** Start Exercise materials **

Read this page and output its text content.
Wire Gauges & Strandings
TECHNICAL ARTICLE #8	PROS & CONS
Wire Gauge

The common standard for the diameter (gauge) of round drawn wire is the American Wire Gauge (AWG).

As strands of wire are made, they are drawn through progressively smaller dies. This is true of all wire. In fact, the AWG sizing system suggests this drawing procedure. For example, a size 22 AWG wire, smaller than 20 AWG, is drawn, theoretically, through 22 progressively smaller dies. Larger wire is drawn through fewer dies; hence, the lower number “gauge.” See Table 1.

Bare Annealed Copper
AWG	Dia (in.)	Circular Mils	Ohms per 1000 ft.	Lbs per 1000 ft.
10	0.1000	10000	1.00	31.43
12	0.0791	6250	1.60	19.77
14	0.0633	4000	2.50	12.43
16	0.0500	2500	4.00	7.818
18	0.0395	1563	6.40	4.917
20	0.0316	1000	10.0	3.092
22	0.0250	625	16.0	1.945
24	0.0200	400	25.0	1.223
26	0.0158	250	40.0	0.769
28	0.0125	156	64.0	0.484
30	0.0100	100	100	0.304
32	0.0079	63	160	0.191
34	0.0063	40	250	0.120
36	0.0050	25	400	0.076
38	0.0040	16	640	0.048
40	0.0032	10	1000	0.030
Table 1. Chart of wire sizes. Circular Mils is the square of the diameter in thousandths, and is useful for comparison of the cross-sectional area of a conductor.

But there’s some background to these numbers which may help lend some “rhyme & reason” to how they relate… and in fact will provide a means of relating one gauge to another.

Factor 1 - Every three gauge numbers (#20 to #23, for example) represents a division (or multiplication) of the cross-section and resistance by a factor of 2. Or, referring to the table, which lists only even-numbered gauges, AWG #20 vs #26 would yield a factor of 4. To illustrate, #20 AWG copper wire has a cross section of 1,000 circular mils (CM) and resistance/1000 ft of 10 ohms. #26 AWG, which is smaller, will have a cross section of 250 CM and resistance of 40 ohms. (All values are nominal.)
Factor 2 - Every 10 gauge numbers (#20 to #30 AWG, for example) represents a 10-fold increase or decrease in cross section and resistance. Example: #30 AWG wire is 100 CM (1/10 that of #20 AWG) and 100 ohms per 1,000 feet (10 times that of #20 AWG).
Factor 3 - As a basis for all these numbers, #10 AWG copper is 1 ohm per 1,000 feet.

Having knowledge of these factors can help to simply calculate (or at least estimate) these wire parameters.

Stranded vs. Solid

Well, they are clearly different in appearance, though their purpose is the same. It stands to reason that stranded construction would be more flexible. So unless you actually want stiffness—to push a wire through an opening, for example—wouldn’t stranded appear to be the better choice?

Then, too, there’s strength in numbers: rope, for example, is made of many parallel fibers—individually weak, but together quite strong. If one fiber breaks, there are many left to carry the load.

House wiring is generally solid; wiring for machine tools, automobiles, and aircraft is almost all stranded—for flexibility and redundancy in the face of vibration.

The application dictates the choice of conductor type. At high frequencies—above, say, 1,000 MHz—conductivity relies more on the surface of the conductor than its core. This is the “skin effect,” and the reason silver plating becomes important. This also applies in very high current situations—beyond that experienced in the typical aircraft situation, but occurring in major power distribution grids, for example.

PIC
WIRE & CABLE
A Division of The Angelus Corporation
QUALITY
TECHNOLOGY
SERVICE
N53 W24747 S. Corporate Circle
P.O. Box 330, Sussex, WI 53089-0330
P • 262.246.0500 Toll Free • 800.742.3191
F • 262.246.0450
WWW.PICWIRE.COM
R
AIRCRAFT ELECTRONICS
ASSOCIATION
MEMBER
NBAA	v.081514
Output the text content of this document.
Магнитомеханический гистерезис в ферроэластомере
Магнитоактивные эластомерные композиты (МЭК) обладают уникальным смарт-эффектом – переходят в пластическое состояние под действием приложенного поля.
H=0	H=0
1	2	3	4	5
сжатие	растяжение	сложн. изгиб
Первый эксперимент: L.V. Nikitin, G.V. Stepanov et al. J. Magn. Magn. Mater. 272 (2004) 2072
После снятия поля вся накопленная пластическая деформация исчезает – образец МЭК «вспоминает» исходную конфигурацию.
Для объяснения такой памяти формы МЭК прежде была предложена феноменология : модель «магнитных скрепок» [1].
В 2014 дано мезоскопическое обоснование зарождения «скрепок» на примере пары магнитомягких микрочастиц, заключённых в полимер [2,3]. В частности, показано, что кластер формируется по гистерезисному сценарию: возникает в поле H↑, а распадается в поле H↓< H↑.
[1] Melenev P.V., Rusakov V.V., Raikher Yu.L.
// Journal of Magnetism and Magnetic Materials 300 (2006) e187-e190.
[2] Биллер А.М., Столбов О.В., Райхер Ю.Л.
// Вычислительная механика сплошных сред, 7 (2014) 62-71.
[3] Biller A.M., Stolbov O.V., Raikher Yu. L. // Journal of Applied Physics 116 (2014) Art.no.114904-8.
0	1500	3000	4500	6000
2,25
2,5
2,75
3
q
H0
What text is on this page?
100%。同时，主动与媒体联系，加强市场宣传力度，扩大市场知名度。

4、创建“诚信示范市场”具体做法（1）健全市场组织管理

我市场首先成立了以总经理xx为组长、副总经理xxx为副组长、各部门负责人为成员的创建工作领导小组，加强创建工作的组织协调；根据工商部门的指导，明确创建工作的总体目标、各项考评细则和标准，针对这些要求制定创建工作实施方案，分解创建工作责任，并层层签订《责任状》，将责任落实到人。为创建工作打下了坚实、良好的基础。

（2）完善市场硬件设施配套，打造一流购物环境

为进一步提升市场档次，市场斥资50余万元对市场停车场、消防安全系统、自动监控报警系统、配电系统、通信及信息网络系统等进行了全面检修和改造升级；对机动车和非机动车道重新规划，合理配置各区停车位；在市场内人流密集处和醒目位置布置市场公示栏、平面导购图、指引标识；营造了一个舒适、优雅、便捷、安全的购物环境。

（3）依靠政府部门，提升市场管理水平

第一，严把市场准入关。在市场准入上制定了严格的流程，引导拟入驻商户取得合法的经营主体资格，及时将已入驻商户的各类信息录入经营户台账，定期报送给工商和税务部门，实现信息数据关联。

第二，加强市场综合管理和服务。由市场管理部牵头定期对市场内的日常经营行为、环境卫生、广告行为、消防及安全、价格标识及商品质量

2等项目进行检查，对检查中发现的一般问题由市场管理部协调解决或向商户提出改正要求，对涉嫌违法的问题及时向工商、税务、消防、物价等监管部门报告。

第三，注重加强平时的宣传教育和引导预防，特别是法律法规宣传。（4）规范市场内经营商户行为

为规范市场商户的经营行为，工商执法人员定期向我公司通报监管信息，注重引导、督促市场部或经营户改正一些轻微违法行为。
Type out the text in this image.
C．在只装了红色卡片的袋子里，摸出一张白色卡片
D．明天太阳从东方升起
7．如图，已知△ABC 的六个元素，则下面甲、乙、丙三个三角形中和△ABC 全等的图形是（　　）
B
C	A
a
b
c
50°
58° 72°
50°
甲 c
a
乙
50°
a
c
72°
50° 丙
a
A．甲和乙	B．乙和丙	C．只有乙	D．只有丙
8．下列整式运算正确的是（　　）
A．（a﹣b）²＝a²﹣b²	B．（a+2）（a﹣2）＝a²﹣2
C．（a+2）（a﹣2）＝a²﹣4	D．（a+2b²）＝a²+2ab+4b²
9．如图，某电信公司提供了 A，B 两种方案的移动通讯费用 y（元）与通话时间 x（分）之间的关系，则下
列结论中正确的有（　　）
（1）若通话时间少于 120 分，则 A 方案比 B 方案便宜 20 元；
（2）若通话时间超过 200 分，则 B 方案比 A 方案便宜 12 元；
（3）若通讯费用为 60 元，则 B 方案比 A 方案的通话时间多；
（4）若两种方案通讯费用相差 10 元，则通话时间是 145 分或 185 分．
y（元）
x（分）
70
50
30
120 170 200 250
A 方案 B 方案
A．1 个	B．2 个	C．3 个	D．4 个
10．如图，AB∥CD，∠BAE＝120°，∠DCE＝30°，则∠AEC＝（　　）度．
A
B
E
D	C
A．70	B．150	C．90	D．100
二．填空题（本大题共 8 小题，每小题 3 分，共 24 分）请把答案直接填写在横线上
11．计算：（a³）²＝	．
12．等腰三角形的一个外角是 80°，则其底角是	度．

** End Exercise materials **

## What the exercise asks:
Every line from the one containing "Type out the text in this image." through the end of the entries above must be echoed exactly, with both ends kept.

## Result for this task:
Type out the text in this image.
C．在只装了红色卡片的袋子里，摸出一张白色卡片
D．明天太阳从东方升起
7．如图，已知△ABC 的六个元素，则下面甲、乙、丙三个三角形中和△ABC 全等的图形是（　　）
B
C	A
a
b
c
50°
58° 72°
50°
甲 c
a
乙
50°
a
c
72°
50° 丙
a
A．甲和乙	B．乙和丙	C．只有乙	D．只有丙
8．下列整式运算正确的是（　　）
A．（a﹣b）²＝a²﹣b²	B．（a+2）（a﹣2）＝a²﹣2
C．（a+2）（a﹣2）＝a²﹣4	D．（a+2b²）＝a²+2ab+4b²
9．如图，某电信公司提供了 A，B 两种方案的移动通讯费用 y（元）与通话时间 x（分）之间的关系，则下
列结论中正确的有（　　）
（1）若通话时间少于 120 分，则 A 方案比 B 方案便宜 20 元；
（2）若通话时间超过 200 分，则 B 方案比 A 方案便宜 12 元；
（3）若通讯费用为 60 元，则 B 方案比 A 方案的通话时间多；
（4）若两种方案通讯费用相差 10 元，则通话时间是 145 分或 185 分．
y（元）
x（分）
70
50
30
120 170 200 250
A 方案 B 方案
A．1 个	B．2 个	C．3 个	D．4 个
10．如图，AB∥CD，∠BAE＝120°，∠DCE＝30°，则∠AEC＝（　　）度．
A
B
E
D	C
A．70	B．150	C．90	D．100
二．填空题（本大题共 8 小题，每小题 3 分，共 24 分）请把答案直接填写在横线上
11．计算：（a³）²＝	．
12．等腰三角形的一个外角是 80°，则其底角是	度．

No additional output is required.